Stated task –
Of all the lines in these entries, how many contain the string "title"? Give only that count.

*** Records shown ***

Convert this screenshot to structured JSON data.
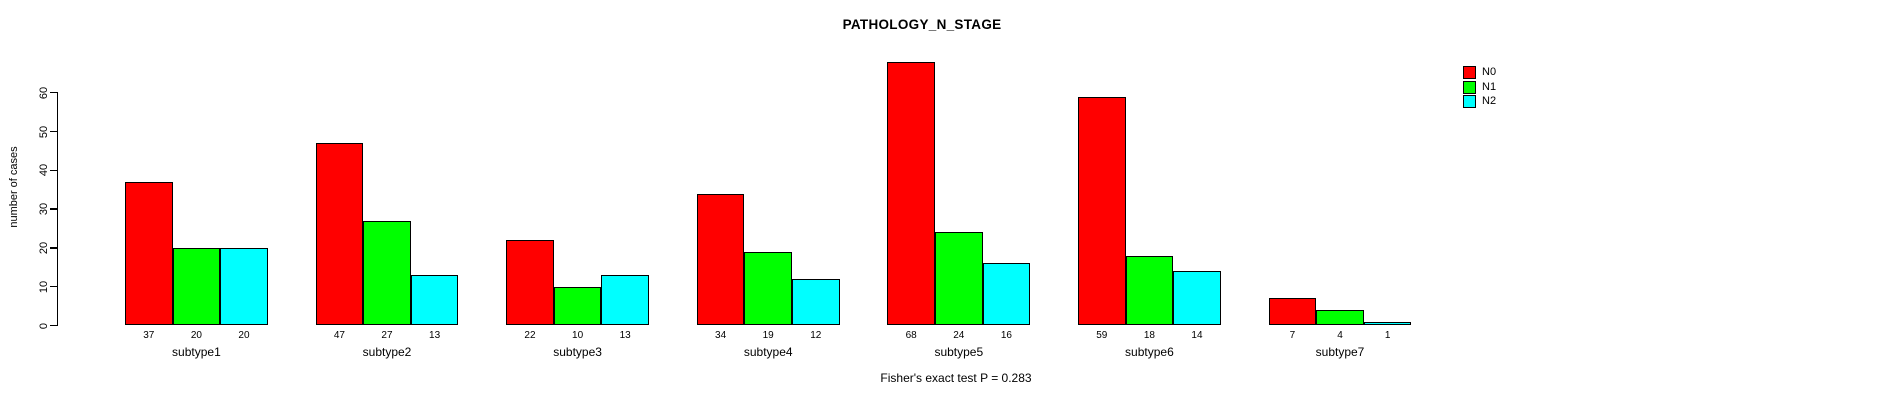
{
  "title": "PATHOLOGY_N_STAGE",
  "annotation": "Fisher's exact test P = 0.283",
  "colors": {
    "N0": "#ff0000",
    "N1": "#00ff00",
    "N2": "#00ffff",
    "axis": "#000000",
    "background": "#ffffff"
  },
  "chart_data": {
    "type": "bar",
    "title": "PATHOLOGY_N_STAGE",
    "xlabel": "",
    "ylabel": "number of cases",
    "categories": [
      "subtype1",
      "subtype2",
      "subtype3",
      "subtype4",
      "subtype5",
      "subtype6",
      "subtype7"
    ],
    "series": [
      {
        "name": "N0",
        "color": "#ff0000",
        "values": [
          37,
          47,
          22,
          34,
          68,
          59,
          7
        ]
      },
      {
        "name": "N1",
        "color": "#00ff00",
        "values": [
          20,
          27,
          10,
          19,
          24,
          18,
          4
        ]
      },
      {
        "name": "N2",
        "color": "#00ffff",
        "values": [
          20,
          13,
          13,
          12,
          16,
          14,
          1
        ]
      }
    ],
    "yticks": [
      0,
      10,
      20,
      30,
      40,
      50,
      60
    ],
    "ylim": [
      0,
      60
    ],
    "grid": false,
    "bar_value_labels": true,
    "legend_position": "top-right",
    "annotation": "Fisher's exact test P = 0.283"
  }
}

***

Complete output –
2